◆ **原文抜粋**
########
【前回の記事を読む】歴史人物の生き様から見える、日本人特有の思想「無常」とは
第1章 前提としての「無常観」と「アニミズム」
第1節 無常観と死の受容
蓮如の生きた時代の後、戦乱も治まり、中世的な「憂き世」の厭世主義から「浮き世」の享楽主義へと変化した近世初期にも無常観は日本人の心底から消えることはなかった。
当時流行した隆達節の「とにかくに人の命ははかなきに、契(=男女の仲)をいそげ夢の間なるに」とか「誰か再び花咲かんあたら夢の間の露の身」などといった歌詞(『日本庶民文化資料集成第5巻 歌謡』三一書房 一九七三年 所収)の中にも継続して表れている。
「いろはにほへどちりぬるを、わがよたれぞつねならむ、うゐのおくやまけふこえて、あさきゆめみじゑひもせず」は、五世紀の漢訳『大般涅槃経』中の「夜叉説半偈」を日本人向けに解説した歌だ。
すなわち「諸行は無常なり 是れ生滅の法なり 生滅滅し已わりて 寂滅を楽と為す」を意訳したもので、現代語に訳せば「もろもろのつくられたものは無常である。生じては滅びる性質のものであり、生じてまた滅びる。これらの鎮まることが安楽である」(中村元『仏教語大辞典 縮刷版』東京書籍④ 「諸行無常偈」の項)となる。
########
◆ **行の抜粋**

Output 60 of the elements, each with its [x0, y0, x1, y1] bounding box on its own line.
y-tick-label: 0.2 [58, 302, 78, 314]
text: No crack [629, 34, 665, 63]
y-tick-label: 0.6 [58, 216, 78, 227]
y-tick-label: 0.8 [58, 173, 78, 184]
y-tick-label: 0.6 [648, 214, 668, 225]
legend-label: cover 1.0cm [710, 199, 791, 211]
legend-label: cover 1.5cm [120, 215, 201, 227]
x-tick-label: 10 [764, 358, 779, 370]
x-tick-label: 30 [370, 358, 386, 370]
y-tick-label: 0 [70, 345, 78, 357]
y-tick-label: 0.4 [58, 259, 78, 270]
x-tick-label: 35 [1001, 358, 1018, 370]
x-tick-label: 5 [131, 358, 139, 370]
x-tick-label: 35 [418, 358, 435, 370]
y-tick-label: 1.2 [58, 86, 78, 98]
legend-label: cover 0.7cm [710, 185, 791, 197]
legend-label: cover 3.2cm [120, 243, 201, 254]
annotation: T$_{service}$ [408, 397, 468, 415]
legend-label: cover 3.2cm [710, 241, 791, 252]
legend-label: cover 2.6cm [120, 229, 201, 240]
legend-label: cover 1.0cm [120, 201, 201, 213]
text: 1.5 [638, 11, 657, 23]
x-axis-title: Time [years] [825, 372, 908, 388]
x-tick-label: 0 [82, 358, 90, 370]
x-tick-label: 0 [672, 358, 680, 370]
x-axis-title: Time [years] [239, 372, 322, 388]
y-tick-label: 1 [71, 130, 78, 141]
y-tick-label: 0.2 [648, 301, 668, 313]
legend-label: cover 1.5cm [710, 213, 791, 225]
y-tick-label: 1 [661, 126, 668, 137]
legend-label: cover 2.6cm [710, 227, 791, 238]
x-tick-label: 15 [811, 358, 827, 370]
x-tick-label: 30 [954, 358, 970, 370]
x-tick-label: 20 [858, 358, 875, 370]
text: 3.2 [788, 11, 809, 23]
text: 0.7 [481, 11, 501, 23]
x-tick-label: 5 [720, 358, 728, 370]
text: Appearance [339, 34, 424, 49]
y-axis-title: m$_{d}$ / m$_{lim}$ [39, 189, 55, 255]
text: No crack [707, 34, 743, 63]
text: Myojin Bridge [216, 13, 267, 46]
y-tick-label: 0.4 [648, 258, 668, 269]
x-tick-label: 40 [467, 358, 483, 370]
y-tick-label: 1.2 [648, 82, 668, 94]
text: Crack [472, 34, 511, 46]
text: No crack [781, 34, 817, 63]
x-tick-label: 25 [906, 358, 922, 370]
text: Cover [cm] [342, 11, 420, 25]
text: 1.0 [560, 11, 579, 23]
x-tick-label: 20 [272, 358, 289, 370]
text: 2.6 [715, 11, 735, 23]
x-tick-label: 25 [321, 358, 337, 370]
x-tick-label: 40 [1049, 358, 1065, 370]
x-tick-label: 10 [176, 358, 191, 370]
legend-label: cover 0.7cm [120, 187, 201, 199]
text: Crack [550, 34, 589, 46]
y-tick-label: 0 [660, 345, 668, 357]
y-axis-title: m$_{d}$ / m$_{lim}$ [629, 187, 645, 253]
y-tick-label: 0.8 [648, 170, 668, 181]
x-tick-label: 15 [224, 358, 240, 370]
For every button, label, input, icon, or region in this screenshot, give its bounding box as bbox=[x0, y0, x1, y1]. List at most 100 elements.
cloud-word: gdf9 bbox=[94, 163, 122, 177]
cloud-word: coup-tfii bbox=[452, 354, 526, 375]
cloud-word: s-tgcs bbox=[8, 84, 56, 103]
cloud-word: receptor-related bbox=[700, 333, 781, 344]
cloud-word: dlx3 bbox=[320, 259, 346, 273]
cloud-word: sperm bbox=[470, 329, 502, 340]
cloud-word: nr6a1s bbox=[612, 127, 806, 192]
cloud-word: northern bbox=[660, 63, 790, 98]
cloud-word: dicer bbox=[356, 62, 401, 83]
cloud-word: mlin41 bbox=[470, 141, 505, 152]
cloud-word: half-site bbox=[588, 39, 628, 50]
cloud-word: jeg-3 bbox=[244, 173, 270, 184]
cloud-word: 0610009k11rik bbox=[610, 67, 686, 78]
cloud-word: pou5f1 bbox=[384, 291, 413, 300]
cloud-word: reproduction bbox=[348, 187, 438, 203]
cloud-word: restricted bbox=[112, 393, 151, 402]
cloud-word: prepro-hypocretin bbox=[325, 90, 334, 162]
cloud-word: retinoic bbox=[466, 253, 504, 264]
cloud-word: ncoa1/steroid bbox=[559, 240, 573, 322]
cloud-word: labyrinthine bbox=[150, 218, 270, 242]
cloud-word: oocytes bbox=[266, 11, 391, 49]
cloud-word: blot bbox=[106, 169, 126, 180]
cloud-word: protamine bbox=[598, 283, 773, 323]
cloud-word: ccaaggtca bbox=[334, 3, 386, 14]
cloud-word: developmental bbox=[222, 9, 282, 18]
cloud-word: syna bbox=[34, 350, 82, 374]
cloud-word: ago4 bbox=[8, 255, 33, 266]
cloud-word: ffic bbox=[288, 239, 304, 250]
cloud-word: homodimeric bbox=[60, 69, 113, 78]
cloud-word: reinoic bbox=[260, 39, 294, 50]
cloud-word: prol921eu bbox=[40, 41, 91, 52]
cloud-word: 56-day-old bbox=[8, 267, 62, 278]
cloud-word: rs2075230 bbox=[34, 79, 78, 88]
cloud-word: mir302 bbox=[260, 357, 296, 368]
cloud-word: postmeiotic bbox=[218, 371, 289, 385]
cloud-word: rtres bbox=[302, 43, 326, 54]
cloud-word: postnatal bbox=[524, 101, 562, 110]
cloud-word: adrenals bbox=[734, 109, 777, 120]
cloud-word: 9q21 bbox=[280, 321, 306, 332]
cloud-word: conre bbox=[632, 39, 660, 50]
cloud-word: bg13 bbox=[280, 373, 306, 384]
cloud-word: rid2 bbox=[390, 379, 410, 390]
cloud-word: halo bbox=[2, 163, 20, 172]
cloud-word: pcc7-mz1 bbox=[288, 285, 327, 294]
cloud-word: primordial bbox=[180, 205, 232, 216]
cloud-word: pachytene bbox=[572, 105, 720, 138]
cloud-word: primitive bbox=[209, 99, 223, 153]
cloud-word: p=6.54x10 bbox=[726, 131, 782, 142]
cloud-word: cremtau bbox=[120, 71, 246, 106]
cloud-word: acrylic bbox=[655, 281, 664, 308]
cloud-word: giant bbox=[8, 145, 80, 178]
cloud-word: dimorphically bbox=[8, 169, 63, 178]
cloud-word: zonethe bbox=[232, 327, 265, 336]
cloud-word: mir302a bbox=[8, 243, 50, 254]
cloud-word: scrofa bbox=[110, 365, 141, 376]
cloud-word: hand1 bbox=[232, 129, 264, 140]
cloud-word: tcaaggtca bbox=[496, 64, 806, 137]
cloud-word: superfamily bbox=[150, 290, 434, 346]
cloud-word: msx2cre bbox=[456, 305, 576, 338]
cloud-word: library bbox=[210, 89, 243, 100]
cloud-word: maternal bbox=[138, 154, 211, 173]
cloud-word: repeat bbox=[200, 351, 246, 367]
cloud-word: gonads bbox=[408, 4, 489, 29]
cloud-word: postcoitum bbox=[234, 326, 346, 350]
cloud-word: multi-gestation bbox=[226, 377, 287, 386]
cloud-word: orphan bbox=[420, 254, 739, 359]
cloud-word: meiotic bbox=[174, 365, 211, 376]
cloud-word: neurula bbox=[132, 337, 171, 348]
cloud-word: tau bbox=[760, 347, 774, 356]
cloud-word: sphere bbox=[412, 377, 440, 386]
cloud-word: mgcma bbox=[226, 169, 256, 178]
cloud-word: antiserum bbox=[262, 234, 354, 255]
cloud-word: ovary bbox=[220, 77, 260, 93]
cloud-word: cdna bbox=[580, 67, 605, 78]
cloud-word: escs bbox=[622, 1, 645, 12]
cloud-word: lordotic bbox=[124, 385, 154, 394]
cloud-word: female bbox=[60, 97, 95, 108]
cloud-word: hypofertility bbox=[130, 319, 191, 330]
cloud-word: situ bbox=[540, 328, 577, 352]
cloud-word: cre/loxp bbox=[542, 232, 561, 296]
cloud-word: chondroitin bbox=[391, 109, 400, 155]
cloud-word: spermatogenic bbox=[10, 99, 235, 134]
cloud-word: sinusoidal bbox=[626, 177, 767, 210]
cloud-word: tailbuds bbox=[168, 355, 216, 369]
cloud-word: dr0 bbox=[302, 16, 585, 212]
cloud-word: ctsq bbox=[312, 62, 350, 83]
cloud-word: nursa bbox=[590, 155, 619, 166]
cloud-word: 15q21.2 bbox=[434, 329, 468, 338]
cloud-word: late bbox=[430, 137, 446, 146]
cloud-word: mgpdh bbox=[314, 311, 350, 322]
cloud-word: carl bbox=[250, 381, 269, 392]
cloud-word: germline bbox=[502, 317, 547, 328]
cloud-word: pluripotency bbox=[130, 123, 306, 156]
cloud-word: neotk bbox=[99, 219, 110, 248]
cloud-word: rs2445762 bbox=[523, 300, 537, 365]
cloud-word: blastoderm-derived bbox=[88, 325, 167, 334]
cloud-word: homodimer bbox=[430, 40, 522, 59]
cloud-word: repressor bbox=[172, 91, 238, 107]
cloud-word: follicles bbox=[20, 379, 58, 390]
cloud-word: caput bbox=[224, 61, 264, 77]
########
◆ **作業指示**
原文抜粋のうち「第1節 無常観と死の受容」から「を日本人向けに解説した歌だ。」までを、両端の語句も含めてそのまま書き写すこと。

◆ **解答**
第1節 無常観と死の受容
蓮如の生きた時代の後、戦乱も治まり、中世的な「憂き世」の厭世主義から「浮き世」の享楽主義へと変化した近世初期にも無常観は日本人の心底から消えることはなかった。
当時流行した隆達節の「とにかくに人の命ははかなきに、契(=男女の仲)をいそげ夢の間なるに」とか「誰か再び花咲かんあたら夢の間の露の身」などといった歌詞(『日本庶民文化資料集成第5巻 歌謡』三一書房 一九七三年 所収)の中にも継続して表れている。
「いろはにほへどちりぬるを、わがよたれぞつねならむ、うゐのおくやまけふこえて、あさきゆめみじゑひもせず」は、五世紀の漢訳『大般涅槃経』中の「夜叉説半偈」を日本人向けに解説した歌だ。